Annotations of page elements
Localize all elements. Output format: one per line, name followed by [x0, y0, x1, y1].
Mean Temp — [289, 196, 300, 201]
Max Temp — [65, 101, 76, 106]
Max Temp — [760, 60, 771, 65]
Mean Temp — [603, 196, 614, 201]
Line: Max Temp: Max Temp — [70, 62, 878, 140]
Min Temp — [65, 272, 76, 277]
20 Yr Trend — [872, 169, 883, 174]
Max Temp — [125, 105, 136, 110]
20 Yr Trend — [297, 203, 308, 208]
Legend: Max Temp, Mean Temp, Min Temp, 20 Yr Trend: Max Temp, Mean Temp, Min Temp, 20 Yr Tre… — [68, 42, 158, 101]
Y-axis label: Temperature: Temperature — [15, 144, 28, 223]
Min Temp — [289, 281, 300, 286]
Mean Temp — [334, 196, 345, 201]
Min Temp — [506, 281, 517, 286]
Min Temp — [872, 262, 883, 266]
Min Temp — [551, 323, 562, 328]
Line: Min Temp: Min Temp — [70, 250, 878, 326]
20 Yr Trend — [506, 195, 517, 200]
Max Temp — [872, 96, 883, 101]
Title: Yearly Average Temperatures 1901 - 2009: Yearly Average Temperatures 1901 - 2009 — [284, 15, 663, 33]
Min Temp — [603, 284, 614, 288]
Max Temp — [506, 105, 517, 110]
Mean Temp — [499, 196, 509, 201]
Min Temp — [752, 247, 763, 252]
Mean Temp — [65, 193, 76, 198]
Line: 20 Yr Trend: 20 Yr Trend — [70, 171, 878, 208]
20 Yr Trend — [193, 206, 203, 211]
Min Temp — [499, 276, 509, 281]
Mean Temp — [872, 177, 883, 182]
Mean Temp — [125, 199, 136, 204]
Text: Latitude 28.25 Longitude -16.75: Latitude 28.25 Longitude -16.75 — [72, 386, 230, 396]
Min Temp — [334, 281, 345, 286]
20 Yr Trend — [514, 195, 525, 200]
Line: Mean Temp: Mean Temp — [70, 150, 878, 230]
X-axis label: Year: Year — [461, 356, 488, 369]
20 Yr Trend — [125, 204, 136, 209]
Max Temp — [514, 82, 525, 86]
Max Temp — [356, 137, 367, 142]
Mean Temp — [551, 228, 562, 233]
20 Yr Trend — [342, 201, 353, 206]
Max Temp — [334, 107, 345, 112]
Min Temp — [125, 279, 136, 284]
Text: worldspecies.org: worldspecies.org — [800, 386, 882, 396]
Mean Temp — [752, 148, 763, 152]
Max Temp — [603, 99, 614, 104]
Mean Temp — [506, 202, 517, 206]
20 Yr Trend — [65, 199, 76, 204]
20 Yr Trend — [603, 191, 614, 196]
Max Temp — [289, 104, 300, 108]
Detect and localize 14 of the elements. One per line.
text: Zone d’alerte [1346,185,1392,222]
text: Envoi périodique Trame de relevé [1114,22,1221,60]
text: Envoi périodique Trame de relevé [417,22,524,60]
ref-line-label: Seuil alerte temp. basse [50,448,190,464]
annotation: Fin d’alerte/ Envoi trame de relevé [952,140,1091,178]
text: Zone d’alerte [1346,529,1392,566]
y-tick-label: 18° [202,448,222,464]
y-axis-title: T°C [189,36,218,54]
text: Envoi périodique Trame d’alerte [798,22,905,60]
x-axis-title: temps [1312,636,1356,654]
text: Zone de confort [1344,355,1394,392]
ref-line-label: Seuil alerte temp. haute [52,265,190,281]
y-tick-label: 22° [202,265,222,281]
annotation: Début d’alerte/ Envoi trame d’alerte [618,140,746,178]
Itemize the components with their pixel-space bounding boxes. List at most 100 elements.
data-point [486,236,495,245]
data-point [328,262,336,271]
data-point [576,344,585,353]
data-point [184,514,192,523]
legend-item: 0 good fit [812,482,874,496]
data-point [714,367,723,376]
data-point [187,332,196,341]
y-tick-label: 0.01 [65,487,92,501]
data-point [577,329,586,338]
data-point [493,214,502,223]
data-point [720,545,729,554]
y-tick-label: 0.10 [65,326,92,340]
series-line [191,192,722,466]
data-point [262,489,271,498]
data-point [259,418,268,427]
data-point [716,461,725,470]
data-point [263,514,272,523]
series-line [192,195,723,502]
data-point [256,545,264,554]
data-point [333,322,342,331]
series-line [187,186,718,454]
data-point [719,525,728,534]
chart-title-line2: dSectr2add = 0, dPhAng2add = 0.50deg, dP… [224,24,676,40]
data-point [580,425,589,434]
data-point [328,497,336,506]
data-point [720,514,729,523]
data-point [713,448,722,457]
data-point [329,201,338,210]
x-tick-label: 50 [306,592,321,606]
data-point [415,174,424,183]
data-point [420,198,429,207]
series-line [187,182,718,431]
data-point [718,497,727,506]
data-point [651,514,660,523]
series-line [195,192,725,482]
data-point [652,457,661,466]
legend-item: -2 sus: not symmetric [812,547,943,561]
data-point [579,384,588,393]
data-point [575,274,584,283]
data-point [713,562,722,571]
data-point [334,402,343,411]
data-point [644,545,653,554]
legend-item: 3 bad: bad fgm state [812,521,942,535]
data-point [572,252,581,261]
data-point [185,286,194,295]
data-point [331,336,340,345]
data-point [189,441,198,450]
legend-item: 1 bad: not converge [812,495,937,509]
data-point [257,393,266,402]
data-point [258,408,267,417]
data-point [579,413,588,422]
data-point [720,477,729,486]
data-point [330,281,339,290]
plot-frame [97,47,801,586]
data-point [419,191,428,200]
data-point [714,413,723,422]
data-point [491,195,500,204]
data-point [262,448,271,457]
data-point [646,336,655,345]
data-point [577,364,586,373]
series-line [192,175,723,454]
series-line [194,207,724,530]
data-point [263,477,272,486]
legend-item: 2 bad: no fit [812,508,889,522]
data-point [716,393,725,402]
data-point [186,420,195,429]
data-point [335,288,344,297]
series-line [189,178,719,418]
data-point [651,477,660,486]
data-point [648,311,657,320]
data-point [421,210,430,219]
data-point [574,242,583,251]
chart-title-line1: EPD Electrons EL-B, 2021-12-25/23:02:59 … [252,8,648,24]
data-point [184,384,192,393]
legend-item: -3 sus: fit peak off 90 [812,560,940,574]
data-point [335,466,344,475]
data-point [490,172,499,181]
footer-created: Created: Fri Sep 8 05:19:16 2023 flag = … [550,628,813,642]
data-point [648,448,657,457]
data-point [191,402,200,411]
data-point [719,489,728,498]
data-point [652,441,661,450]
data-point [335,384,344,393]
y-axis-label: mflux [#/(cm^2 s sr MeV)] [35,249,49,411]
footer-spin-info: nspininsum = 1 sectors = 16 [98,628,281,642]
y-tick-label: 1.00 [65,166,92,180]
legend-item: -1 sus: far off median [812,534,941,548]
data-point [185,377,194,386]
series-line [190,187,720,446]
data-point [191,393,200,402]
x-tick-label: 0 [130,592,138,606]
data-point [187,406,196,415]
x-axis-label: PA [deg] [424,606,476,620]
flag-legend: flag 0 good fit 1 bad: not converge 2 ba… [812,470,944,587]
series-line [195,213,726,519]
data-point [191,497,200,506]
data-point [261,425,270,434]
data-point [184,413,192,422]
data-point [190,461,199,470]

What needs to be done -> Begin at the first line of the data and stop after the line that contains "ref-line-label: Seuil alerte temp. basse". Rewrite those lines as a numbered list, leaving out any blank lines.

Result for this task ->
1. Localize all elements. Output format: one per line, name followed by [x0, y0, x1, y1].
2. Mean Temp — [289, 196, 300, 201]
3. Max Temp — [65, 101, 76, 106]
4. Max Temp — [760, 60, 771, 65]
5. Mean Temp — [603, 196, 614, 201]
6. Line: Max Temp: Max Temp — [70, 62, 878, 140]
7. Min Temp — [65, 272, 76, 277]
8. 20 Yr Trend — [872, 169, 883, 174]
9. Max Temp — [125, 105, 136, 110]
10. 20 Yr Trend — [297, 203, 308, 208]
11. Legend: Max Temp, Mean Temp, Min Temp, 20 Yr Trend: Max Temp, Mean Temp, Min Temp, 20 Yr Tre… — [68, 42, 158, 101]
12. Y-axis label: Temperature: Temperature — [15, 144, 28, 223]
13. Min Temp — [289, 281, 300, 286]
14. Mean Temp — [334, 196, 345, 201]
15. Min Temp — [506, 281, 517, 286]
16. Min Temp — [872, 262, 883, 266]
17. Min Temp — [551, 323, 562, 328]
18. Line: Min Temp: Min Temp — [70, 250, 878, 326]
19. 20 Yr Trend — [506, 195, 517, 200]
20. Max Temp — [872, 96, 883, 101]
21. Title: Yearly Average Temperatures 1901 - 2009: Yearly Average Temperatures 1901 - 2009 — [284, 15, 663, 33]
22. Min Temp — [603, 284, 614, 288]
23. Max Temp — [506, 105, 517, 110]
24. Mean Temp — [499, 196, 509, 201]
25. Min Temp — [752, 247, 763, 252]
26. Mean Temp — [65, 193, 76, 198]
27. Line: 20 Yr Trend: 20 Yr Trend — [70, 171, 878, 208]
28. 20 Yr Trend — [193, 206, 203, 211]
29. Min Temp — [499, 276, 509, 281]
30. Mean Temp — [872, 177, 883, 182]
31. Mean Temp — [125, 199, 136, 204]
32. Text: Latitude 28.25 Longitude -16.75: Latitude 28.25 Longitude -16.75 — [72, 386, 230, 396]
33. Min Temp — [334, 281, 345, 286]
34. 20 Yr Trend — [514, 195, 525, 200]
35. Line: Mean Temp: Mean Temp — [70, 150, 878, 230]
36. X-axis label: Year: Year — [461, 356, 488, 369]
37. 20 Yr Trend — [125, 204, 136, 209]
38. Max Temp — [514, 82, 525, 86]
39. Max Temp — [356, 137, 367, 142]
40. Mean Temp — [551, 228, 562, 233]
41. 20 Yr Trend — [342, 201, 353, 206]
42. Max Temp — [334, 107, 345, 112]
43. Min Temp — [125, 279, 136, 284]
44. Text: worldspecies.org: worldspecies.org — [800, 386, 882, 396]
45. Mean Temp — [752, 148, 763, 152]
46. Max Temp — [603, 99, 614, 104]
47. Mean Temp — [506, 202, 517, 206]
48. 20 Yr Trend — [65, 199, 76, 204]
49. 20 Yr Trend — [603, 191, 614, 196]
50. Max Temp — [289, 104, 300, 108]
51. Detect and localize 14 of the elements. One per line.
52. text: Zone d’alerte [1346,185,1392,222]
53. text: Envoi périodique Trame de relevé [1114,22,1221,60]
54. text: Envoi périodique Trame de relevé [417,22,524,60]
55. ref-line-label: Seuil alerte temp. basse [50,448,190,464]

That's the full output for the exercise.